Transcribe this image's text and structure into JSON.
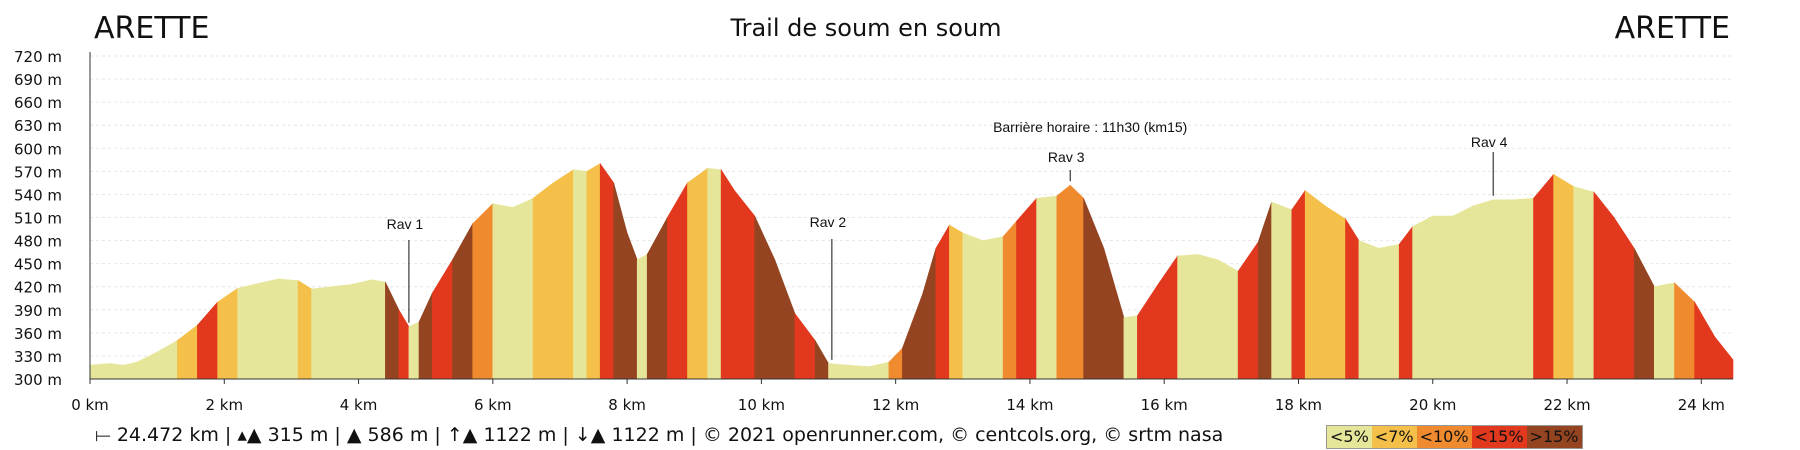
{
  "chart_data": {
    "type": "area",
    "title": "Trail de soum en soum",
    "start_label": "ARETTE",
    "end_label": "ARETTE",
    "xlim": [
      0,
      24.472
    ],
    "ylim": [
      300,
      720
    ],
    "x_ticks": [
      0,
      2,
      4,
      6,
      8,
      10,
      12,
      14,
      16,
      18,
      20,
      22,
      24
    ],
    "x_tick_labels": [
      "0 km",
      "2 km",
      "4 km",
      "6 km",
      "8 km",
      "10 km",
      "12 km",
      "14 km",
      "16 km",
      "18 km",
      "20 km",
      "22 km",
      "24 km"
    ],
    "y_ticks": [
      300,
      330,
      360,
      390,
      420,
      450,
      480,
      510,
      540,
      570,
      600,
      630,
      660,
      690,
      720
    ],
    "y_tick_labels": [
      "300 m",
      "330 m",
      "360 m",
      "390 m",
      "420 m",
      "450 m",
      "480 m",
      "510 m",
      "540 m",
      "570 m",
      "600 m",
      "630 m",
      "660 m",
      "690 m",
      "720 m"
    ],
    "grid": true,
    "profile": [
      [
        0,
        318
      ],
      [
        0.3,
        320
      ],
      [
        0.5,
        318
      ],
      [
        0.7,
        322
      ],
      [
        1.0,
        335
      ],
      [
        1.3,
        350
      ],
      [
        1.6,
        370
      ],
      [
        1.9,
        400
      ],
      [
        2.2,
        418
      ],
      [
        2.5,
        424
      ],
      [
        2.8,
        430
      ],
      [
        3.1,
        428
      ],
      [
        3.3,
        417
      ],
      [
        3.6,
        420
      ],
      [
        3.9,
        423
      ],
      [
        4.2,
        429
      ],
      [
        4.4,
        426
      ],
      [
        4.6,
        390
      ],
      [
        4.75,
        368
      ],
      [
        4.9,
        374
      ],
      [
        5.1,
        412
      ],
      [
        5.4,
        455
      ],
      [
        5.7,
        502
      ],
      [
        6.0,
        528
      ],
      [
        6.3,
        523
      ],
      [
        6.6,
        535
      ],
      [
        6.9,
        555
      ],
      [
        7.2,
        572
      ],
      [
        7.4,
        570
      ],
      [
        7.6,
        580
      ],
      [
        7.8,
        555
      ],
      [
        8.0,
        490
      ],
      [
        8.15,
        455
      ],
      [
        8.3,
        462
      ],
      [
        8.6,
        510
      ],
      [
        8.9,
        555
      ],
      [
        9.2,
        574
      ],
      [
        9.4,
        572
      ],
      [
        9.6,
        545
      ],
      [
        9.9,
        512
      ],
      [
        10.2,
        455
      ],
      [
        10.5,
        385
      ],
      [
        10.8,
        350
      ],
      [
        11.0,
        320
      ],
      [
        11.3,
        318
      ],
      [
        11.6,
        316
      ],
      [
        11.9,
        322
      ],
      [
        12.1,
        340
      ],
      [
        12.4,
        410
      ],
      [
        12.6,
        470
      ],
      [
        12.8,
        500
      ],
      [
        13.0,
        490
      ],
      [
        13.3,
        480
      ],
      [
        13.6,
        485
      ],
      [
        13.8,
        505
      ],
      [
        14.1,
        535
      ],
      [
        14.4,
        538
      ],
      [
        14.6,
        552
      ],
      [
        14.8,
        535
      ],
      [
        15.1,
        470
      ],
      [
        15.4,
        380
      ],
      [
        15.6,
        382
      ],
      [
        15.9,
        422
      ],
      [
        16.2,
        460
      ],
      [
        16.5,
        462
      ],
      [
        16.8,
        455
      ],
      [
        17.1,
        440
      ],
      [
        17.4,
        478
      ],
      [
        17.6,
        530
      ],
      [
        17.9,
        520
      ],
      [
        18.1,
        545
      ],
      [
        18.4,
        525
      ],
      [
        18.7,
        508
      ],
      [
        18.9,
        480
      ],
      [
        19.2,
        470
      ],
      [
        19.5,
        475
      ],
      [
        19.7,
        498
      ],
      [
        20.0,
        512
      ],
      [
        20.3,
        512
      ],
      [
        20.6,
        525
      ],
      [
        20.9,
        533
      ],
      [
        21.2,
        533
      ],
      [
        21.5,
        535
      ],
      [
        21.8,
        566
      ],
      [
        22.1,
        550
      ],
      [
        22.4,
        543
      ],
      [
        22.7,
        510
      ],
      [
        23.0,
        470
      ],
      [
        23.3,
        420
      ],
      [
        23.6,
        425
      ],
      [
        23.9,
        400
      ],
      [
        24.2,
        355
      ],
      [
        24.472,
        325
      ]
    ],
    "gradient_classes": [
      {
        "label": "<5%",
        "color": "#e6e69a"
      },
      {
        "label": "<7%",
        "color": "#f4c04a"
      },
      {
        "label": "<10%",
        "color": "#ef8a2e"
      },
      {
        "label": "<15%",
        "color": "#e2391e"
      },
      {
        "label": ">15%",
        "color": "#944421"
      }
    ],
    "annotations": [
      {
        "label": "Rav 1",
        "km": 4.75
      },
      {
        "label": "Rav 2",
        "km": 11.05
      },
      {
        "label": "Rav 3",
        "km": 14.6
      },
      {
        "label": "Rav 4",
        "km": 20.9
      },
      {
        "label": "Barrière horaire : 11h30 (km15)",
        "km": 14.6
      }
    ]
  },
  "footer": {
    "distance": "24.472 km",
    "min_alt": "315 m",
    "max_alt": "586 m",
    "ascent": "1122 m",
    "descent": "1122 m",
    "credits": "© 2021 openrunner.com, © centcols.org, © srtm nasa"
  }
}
+++
Problem statement = Would you mind returning each entry above word for word, skipping the images?

Answer in full =
Transcribe this image's text and structure into JSON.
{
  "chart_data": {
    "type": "area",
    "title": "Trail de soum en soum",
    "start_label": "ARETTE",
    "end_label": "ARETTE",
    "xlim": [
      0,
      24.472
    ],
    "ylim": [
      300,
      720
    ],
    "x_ticks": [
      0,
      2,
      4,
      6,
      8,
      10,
      12,
      14,
      16,
      18,
      20,
      22,
      24
    ],
    "x_tick_labels": [
      "0 km",
      "2 km",
      "4 km",
      "6 km",
      "8 km",
      "10 km",
      "12 km",
      "14 km",
      "16 km",
      "18 km",
      "20 km",
      "22 km",
      "24 km"
    ],
    "y_ticks": [
      300,
      330,
      360,
      390,
      420,
      450,
      480,
      510,
      540,
      570,
      600,
      630,
      660,
      690,
      720
    ],
    "y_tick_labels": [
      "300 m",
      "330 m",
      "360 m",
      "390 m",
      "420 m",
      "450 m",
      "480 m",
      "510 m",
      "540 m",
      "570 m",
      "600 m",
      "630 m",
      "660 m",
      "690 m",
      "720 m"
    ],
    "grid": true,
    "profile": [
      [
        0,
        318
      ],
      [
        0.3,
        320
      ],
      [
        0.5,
        318
      ],
      [
        0.7,
        322
      ],
      [
        1.0,
        335
      ],
      [
        1.3,
        350
      ],
      [
        1.6,
        370
      ],
      [
        1.9,
        400
      ],
      [
        2.2,
        418
      ],
      [
        2.5,
        424
      ],
      [
        2.8,
        430
      ],
      [
        3.1,
        428
      ],
      [
        3.3,
        417
      ],
      [
        3.6,
        420
      ],
      [
        3.9,
        423
      ],
      [
        4.2,
        429
      ],
      [
        4.4,
        426
      ],
      [
        4.6,
        390
      ],
      [
        4.75,
        368
      ],
      [
        4.9,
        374
      ],
      [
        5.1,
        412
      ],
      [
        5.4,
        455
      ],
      [
        5.7,
        502
      ],
      [
        6.0,
        528
      ],
      [
        6.3,
        523
      ],
      [
        6.6,
        535
      ],
      [
        6.9,
        555
      ],
      [
        7.2,
        572
      ],
      [
        7.4,
        570
      ],
      [
        7.6,
        580
      ],
      [
        7.8,
        555
      ],
      [
        8.0,
        490
      ],
      [
        8.15,
        455
      ],
      [
        8.3,
        462
      ],
      [
        8.6,
        510
      ],
      [
        8.9,
        555
      ],
      [
        9.2,
        574
      ],
      [
        9.4,
        572
      ],
      [
        9.6,
        545
      ],
      [
        9.9,
        512
      ],
      [
        10.2,
        455
      ],
      [
        10.5,
        385
      ],
      [
        10.8,
        350
      ],
      [
        11.0,
        320
      ],
      [
        11.3,
        318
      ],
      [
        11.6,
        316
      ],
      [
        11.9,
        322
      ],
      [
        12.1,
        340
      ],
      [
        12.4,
        410
      ],
      [
        12.6,
        470
      ],
      [
        12.8,
        500
      ],
      [
        13.0,
        490
      ],
      [
        13.3,
        480
      ],
      [
        13.6,
        485
      ],
      [
        13.8,
        505
      ],
      [
        14.1,
        535
      ],
      [
        14.4,
        538
      ],
      [
        14.6,
        552
      ],
      [
        14.8,
        535
      ],
      [
        15.1,
        470
      ],
      [
        15.4,
        380
      ],
      [
        15.6,
        382
      ],
      [
        15.9,
        422
      ],
      [
        16.2,
        460
      ],
      [
        16.5,
        462
      ],
      [
        16.8,
        455
      ],
      [
        17.1,
        440
      ],
      [
        17.4,
        478
      ],
      [
        17.6,
        530
      ],
      [
        17.9,
        520
      ],
      [
        18.1,
        545
      ],
      [
        18.4,
        525
      ],
      [
        18.7,
        508
      ],
      [
        18.9,
        480
      ],
      [
        19.2,
        470
      ],
      [
        19.5,
        475
      ],
      [
        19.7,
        498
      ],
      [
        20.0,
        512
      ],
      [
        20.3,
        512
      ],
      [
        20.6,
        525
      ],
      [
        20.9,
        533
      ],
      [
        21.2,
        533
      ],
      [
        21.5,
        535
      ],
      [
        21.8,
        566
      ],
      [
        22.1,
        550
      ],
      [
        22.4,
        543
      ],
      [
        22.7,
        510
      ],
      [
        23.0,
        470
      ],
      [
        23.3,
        420
      ],
      [
        23.6,
        425
      ],
      [
        23.9,
        400
      ],
      [
        24.2,
        355
      ],
      [
        24.472,
        325
      ]
    ],
    "gradient_classes": [
      {
        "label": "<5%",
        "color": "#e6e69a"
      },
      {
        "label": "<7%",
        "color": "#f4c04a"
      },
      {
        "label": "<10%",
        "color": "#ef8a2e"
      },
      {
        "label": "<15%",
        "color": "#e2391e"
      },
      {
        "label": ">15%",
        "color": "#944421"
      }
    ],
    "annotations": [
      {
        "label": "Rav 1",
        "km": 4.75
      },
      {
        "label": "Rav 2",
        "km": 11.05
      },
      {
        "label": "Rav 3",
        "km": 14.6
      },
      {
        "label": "Rav 4",
        "km": 20.9
      },
      {
        "label": "Barrière horaire : 11h30 (km15)",
        "km": 14.6
      }
    ]
  },
  "footer": {
    "distance": "24.472 km",
    "min_alt": "315 m",
    "max_alt": "586 m",
    "ascent": "1122 m",
    "descent": "1122 m",
    "credits": "© 2021 openrunner.com, © centcols.org, © srtm nasa"
  }
}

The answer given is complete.